GOAL
Here are some records. Copy each one exactly.

--- DATA EXCERPTS ---

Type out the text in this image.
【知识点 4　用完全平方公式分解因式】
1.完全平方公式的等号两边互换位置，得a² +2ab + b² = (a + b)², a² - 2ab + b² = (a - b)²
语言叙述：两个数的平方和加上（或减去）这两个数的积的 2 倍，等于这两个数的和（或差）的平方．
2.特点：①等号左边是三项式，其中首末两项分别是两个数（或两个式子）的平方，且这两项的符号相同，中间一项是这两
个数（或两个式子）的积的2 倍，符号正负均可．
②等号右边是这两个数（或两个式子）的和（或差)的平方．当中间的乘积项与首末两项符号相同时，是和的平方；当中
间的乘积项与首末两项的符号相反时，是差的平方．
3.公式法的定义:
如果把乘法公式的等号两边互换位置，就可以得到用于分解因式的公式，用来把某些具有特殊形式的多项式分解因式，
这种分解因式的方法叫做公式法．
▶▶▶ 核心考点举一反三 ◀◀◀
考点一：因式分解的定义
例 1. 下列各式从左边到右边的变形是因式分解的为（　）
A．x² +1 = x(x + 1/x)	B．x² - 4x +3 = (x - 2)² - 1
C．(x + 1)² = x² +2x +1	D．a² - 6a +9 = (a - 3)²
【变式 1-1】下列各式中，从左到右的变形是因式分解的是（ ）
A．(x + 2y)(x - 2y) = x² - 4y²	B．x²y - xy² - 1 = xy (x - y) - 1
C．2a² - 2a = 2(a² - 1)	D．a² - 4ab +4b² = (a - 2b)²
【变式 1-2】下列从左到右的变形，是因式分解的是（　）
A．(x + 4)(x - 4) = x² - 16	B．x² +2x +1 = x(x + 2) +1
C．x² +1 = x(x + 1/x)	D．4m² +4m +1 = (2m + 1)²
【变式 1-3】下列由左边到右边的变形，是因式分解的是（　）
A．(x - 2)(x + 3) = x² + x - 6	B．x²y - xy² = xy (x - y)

---

OUTPUT FOR THIS TASK
Type out the text in this image.
【知识点 4　用完全平方公式分解因式】
1.完全平方公式的等号两边互换位置，得a² +2ab + b² = (a + b)², a² - 2ab + b² = (a - b)²
语言叙述：两个数的平方和加上（或减去）这两个数的积的 2 倍，等于这两个数的和（或差）的平方．
2.特点：①等号左边是三项式，其中首末两项分别是两个数（或两个式子）的平方，且这两项的符号相同，中间一项是这两
个数（或两个式子）的积的2 倍，符号正负均可．
②等号右边是这两个数（或两个式子）的和（或差)的平方．当中间的乘积项与首末两项符号相同时，是和的平方；当中
间的乘积项与首末两项的符号相反时，是差的平方．
3.公式法的定义:
如果把乘法公式的等号两边互换位置，就可以得到用于分解因式的公式，用来把某些具有特殊形式的多项式分解因式，
这种分解因式的方法叫做公式法．
▶▶▶ 核心考点举一反三 ◀◀◀
考点一：因式分解的定义
例 1. 下列各式从左边到右边的变形是因式分解的为（　）
A．x² +1 = x(x + 1/x)	B．x² - 4x +3 = (x - 2)² - 1
C．(x + 1)² = x² +2x +1	D．a² - 6a +9 = (a - 3)²
【变式 1-1】下列各式中，从左到右的变形是因式分解的是（ ）
A．(x + 2y)(x - 2y) = x² - 4y²	B．x²y - xy² - 1 = xy (x - y) - 1
C．2a² - 2a = 2(a² - 1)	D．a² - 4ab +4b² = (a - 2b)²
【变式 1-2】下列从左到右的变形，是因式分解的是（　）
A．(x + 4)(x - 4) = x² - 16	B．x² +2x +1 = x(x + 2) +1
C．x² +1 = x(x + 1/x)	D．4m² +4m +1 = (2m + 1)²
【变式 1-3】下列由左边到右边的变形，是因式分解的是（　）
A．(x - 2)(x + 3) = x² + x - 6	B．x²y - xy² = xy (x - y)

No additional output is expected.